• **Document**
-=-=-
The hon. Gentleman made exactly the same recommendation in favour of a consolidated planning Act in the Standing Committee, and at the time I said, as I expect he recalls, that I wholeheartedly agreed with him—so long as I was not the planning Minister who had to take it through.

This has been a good and amiable debate, which has gone to the heart of the Government's new planning framework. I assure the House that I have listened carefully to all the arguments that have been made, although I do not suppose that I shall be able to respond wholeheartedly to them all. As usual, the debate has been sustained by what I have come to describe as the planning Bill repertory company—in which I can now include my hon. Friend David Wright, who has sat through two days of our proceedings on the Floor of the House. There was also a fleeting but welcome appearance by Mr. Francois, and we have listened to an interesting contribution by a distinguished former Secretary of State for the Environment, Mr. Gummer. I assure him that I listened to him as carefully as I avidly read his column in Estates Gazette, and as avidly as I visit his delightful constituency, which contains the nation's premier serious music venue.

I am grateful to Matthew Green for his growing enthusiasm for our local development framework. He was absolutely right to attach such importance to the statement of community involvement and its implications. I fully acknowledge that he invented the filing cabinet metaphor. He will remember that as I am a somewhat old-fashioned chap myself, my metaphor of preference was the concertina file—but the filing cabinet image seems to have taken hold.

Sir Sydney Chapman will have to forgive me if I do not follow them down the path of talking about the role of county councils now. It goes without saying that that matter has been well ventilated already in our proceedings, and I am reasonably confident that it will be reverted to elsewhere.
-=-=-
• **Data lines**
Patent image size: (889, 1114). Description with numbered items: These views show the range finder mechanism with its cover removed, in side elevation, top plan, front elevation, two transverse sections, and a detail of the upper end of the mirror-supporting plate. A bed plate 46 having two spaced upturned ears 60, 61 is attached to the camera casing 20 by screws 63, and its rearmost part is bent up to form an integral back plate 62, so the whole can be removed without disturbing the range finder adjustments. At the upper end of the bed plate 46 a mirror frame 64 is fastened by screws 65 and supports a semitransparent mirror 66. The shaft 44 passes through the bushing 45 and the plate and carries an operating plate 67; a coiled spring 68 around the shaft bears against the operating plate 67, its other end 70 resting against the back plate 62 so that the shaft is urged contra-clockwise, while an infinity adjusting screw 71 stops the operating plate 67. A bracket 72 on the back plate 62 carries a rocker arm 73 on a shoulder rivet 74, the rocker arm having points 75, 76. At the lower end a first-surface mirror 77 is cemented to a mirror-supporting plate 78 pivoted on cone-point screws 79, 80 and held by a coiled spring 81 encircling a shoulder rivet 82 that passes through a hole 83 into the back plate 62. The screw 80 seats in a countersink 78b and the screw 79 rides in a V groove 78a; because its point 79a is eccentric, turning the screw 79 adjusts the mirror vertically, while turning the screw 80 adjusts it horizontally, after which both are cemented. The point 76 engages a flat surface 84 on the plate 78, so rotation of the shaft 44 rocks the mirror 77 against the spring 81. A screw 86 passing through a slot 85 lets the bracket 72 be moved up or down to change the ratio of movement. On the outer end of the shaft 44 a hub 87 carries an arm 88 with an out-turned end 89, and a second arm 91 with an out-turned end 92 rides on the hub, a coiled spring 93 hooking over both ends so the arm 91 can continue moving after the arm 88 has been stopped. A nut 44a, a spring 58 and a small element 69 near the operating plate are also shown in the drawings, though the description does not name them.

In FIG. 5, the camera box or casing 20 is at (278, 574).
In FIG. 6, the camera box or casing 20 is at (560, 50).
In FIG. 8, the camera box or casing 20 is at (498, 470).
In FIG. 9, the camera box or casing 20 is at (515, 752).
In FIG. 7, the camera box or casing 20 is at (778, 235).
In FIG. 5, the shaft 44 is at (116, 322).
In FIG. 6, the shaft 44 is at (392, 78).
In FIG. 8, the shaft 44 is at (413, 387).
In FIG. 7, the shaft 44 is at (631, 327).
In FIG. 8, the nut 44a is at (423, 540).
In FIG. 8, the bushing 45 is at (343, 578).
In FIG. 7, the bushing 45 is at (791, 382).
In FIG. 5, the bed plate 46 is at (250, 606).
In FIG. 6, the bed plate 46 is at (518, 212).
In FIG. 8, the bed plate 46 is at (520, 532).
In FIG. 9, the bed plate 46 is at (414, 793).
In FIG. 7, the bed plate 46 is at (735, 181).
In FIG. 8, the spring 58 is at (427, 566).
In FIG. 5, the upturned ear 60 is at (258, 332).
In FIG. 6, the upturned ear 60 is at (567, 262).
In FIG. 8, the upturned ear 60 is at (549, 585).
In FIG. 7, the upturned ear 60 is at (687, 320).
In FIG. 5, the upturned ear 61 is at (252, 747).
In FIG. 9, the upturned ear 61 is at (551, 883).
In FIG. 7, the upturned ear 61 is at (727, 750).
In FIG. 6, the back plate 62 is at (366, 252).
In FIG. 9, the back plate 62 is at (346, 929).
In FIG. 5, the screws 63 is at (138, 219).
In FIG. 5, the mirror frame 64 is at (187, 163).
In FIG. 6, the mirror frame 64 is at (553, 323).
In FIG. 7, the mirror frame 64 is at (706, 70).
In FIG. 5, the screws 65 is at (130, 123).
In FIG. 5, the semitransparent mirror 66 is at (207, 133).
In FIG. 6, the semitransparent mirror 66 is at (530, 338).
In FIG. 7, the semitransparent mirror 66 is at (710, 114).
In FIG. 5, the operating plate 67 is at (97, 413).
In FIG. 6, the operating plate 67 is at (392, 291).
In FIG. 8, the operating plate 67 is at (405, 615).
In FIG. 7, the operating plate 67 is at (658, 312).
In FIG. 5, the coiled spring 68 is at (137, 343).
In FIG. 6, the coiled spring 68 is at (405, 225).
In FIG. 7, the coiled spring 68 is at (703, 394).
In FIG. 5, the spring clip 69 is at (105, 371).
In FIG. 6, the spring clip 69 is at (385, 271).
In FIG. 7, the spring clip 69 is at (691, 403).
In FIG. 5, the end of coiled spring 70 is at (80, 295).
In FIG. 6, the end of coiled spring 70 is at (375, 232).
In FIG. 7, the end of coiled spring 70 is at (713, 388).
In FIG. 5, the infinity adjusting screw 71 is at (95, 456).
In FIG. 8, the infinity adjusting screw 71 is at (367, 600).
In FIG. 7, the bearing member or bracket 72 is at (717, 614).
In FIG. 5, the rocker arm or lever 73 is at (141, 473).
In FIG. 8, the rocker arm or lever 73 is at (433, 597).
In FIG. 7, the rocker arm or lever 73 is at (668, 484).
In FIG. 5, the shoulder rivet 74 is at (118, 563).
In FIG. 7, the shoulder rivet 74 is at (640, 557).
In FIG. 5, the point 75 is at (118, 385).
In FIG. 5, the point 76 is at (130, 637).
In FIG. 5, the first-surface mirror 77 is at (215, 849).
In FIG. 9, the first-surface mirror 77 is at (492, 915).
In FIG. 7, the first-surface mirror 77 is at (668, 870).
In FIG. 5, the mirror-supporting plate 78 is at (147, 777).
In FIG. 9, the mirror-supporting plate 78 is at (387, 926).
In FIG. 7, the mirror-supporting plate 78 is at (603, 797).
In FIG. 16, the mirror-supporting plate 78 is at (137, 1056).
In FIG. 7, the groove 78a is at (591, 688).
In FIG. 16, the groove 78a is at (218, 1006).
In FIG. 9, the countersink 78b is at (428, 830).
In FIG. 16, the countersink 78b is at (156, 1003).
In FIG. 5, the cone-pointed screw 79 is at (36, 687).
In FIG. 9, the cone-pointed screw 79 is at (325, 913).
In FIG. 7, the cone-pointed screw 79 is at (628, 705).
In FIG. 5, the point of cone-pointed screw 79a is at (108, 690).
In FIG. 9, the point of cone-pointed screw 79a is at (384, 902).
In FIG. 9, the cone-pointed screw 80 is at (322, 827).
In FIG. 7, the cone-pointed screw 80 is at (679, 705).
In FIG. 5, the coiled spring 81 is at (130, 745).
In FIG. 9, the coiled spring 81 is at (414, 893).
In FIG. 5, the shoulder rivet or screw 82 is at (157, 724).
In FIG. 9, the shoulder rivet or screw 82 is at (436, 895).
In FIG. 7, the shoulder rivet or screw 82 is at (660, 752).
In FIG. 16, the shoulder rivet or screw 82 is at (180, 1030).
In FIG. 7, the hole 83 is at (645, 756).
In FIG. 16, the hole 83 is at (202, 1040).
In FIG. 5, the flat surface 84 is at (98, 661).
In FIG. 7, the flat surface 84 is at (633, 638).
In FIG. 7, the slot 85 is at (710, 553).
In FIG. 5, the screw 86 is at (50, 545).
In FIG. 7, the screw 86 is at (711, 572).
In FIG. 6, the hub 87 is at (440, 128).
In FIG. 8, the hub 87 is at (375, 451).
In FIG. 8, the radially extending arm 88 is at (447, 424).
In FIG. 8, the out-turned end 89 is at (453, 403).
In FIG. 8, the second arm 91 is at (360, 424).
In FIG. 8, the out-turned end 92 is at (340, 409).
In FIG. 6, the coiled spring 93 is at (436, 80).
-=-=-
• **Requirement**
Rewrite the stretch of the planning debate excerpt from "I am grateful" through "have taken hold.", swapping "concertina file" for "expanding folder".

• **Problem solution**
I am grateful to Matthew Green for his growing enthusiasm for our local development framework. He was absolutely right to attach such importance to the statement of community involvement and its implications. I fully acknowledge that he invented the filing cabinet metaphor. He will remember that as I am a somewhat old-fashioned chap myself, my metaphor of preference was the expanding folder—but the filing cabinet image seems to have taken hold.